» Dataset rows

###

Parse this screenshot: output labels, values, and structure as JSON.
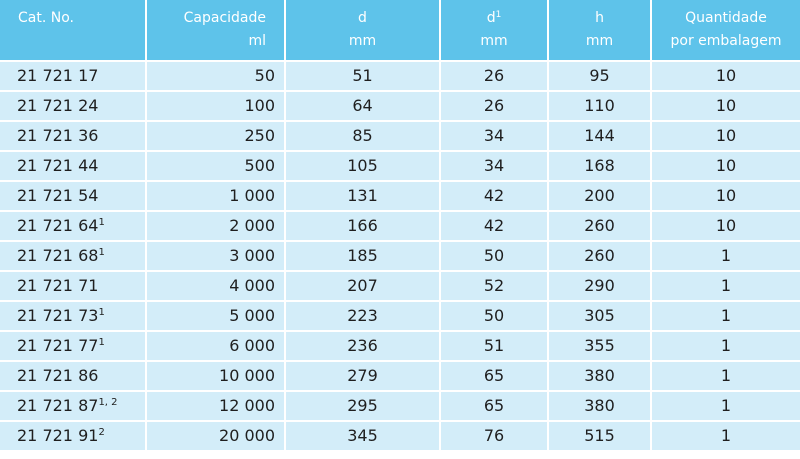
{
  "headers": {
    "cat": {
      "line1": "Cat. No.",
      "line2": ""
    },
    "capacity": {
      "line1": "Capacidade",
      "line2": "ml"
    },
    "d": {
      "line1": "d",
      "line2": "mm"
    },
    "d1": {
      "line1": "d",
      "sup": "1",
      "line2": "mm"
    },
    "h": {
      "line1": "h",
      "line2": "mm"
    },
    "qty": {
      "line1": "Quantidade",
      "line2": "por embalagem"
    }
  },
  "rows": [
    {
      "cat": "21 721 17",
      "note": "",
      "capacity": "50",
      "d": "51",
      "d1": "26",
      "h": "95",
      "qty": "10"
    },
    {
      "cat": "21 721 24",
      "note": "",
      "capacity": "100",
      "d": "64",
      "d1": "26",
      "h": "110",
      "qty": "10"
    },
    {
      "cat": "21 721 36",
      "note": "",
      "capacity": "250",
      "d": "85",
      "d1": "34",
      "h": "144",
      "qty": "10"
    },
    {
      "cat": "21 721 44",
      "note": "",
      "capacity": "500",
      "d": "105",
      "d1": "34",
      "h": "168",
      "qty": "10"
    },
    {
      "cat": "21 721 54",
      "note": "",
      "capacity": "1 000",
      "d": "131",
      "d1": "42",
      "h": "200",
      "qty": "10"
    },
    {
      "cat": "21 721 64",
      "note": "1",
      "capacity": "2 000",
      "d": "166",
      "d1": "42",
      "h": "260",
      "qty": "10"
    },
    {
      "cat": "21 721 68",
      "note": "1",
      "capacity": "3 000",
      "d": "185",
      "d1": "50",
      "h": "260",
      "qty": "1"
    },
    {
      "cat": "21 721 71",
      "note": "",
      "capacity": "4 000",
      "d": "207",
      "d1": "52",
      "h": "290",
      "qty": "1"
    },
    {
      "cat": "21 721 73",
      "note": "1",
      "capacity": "5 000",
      "d": "223",
      "d1": "50",
      "h": "305",
      "qty": "1"
    },
    {
      "cat": "21 721 77",
      "note": "1",
      "capacity": "6 000",
      "d": "236",
      "d1": "51",
      "h": "355",
      "qty": "1"
    },
    {
      "cat": "21 721 86",
      "note": "",
      "capacity": "10 000",
      "d": "279",
      "d1": "65",
      "h": "380",
      "qty": "1"
    },
    {
      "cat": "21 721 87",
      "note": "1, 2",
      "capacity": "12 000",
      "d": "295",
      "d1": "65",
      "h": "380",
      "qty": "1"
    },
    {
      "cat": "21 721 91",
      "note": "2",
      "capacity": "20 000",
      "d": "345",
      "d1": "76",
      "h": "515",
      "qty": "1"
    }
  ],
  "colors": {
    "header_bg": "#5ec3ea",
    "header_text": "#ffffff",
    "row_bg": "#d3edf9",
    "row_text": "#1f1f1f",
    "grid_line": "#ffffff"
  }
}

###

» Objective
Search the listing for the word "ffffff" and return each line that holds it.

» Answer below
    "header_text": "#ffffff",
    "grid_line": "#ffffff"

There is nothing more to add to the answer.